== Saved data entries ==
----------------

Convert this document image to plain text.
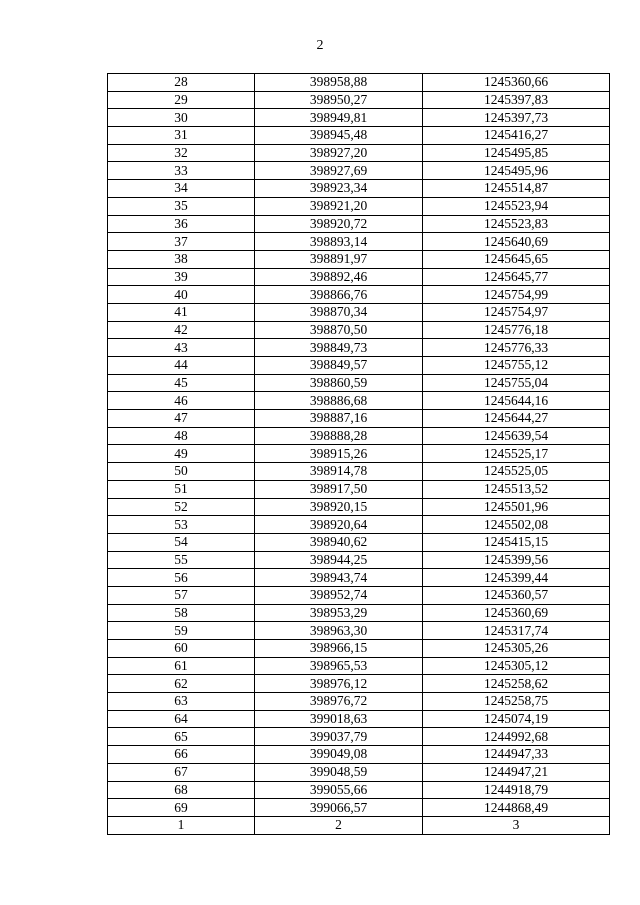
2
28	398958,88	1245360,66
29	398950,27	1245397,83
30	398949,81	1245397,73
31	398945,48	1245416,27
32	398927,20	1245495,85
33	398927,69	1245495,96
34	398923,34	1245514,87
35	398921,20	1245523,94
36	398920,72	1245523,83
37	398893,14	1245640,69
38	398891,97	1245645,65
39	398892,46	1245645,77
40	398866,76	1245754,99
41	398870,34	1245754,97
42	398870,50	1245776,18
43	398849,73	1245776,33
44	398849,57	1245755,12
45	398860,59	1245755,04
46	398886,68	1245644,16
47	398887,16	1245644,27
48	398888,28	1245639,54
49	398915,26	1245525,17
50	398914,78	1245525,05
51	398917,50	1245513,52
52	398920,15	1245501,96
53	398920,64	1245502,08
54	398940,62	1245415,15
55	398944,25	1245399,56
56	398943,74	1245399,44
57	398952,74	1245360,57
58	398953,29	1245360,69
59	398963,30	1245317,74
60	398966,15	1245305,26
61	398965,53	1245305,12
62	398976,12	1245258,62
63	398976,72	1245258,75
64	399018,63	1245074,19
65	399037,79	1244992,68
66	399049,08	1244947,33
67	399048,59	1244947,21
68	399055,66	1244918,79
69	399066,57	1244868,49
1	2	3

----------------

Pictures are excluded; repeat every record exactly.

Convert this document image to plain text.
2
28	398958,88	1245360,66
29	398950,27	1245397,83
30	398949,81	1245397,73
31	398945,48	1245416,27
32	398927,20	1245495,85
33	398927,69	1245495,96
34	398923,34	1245514,87
35	398921,20	1245523,94
36	398920,72	1245523,83
37	398893,14	1245640,69
38	398891,97	1245645,65
39	398892,46	1245645,77
40	398866,76	1245754,99
41	398870,34	1245754,97
42	398870,50	1245776,18
43	398849,73	1245776,33
44	398849,57	1245755,12
45	398860,59	1245755,04
46	398886,68	1245644,16
47	398887,16	1245644,27
48	398888,28	1245639,54
49	398915,26	1245525,17
50	398914,78	1245525,05
51	398917,50	1245513,52
52	398920,15	1245501,96
53	398920,64	1245502,08
54	398940,62	1245415,15
55	398944,25	1245399,56
56	398943,74	1245399,44
57	398952,74	1245360,57
58	398953,29	1245360,69
59	398963,30	1245317,74
60	398966,15	1245305,26
61	398965,53	1245305,12
62	398976,12	1245258,62
63	398976,72	1245258,75
64	399018,63	1245074,19
65	399037,79	1244992,68
66	399049,08	1244947,33
67	399048,59	1244947,21
68	399055,66	1244918,79
69	399066,57	1244868,49
1	2	3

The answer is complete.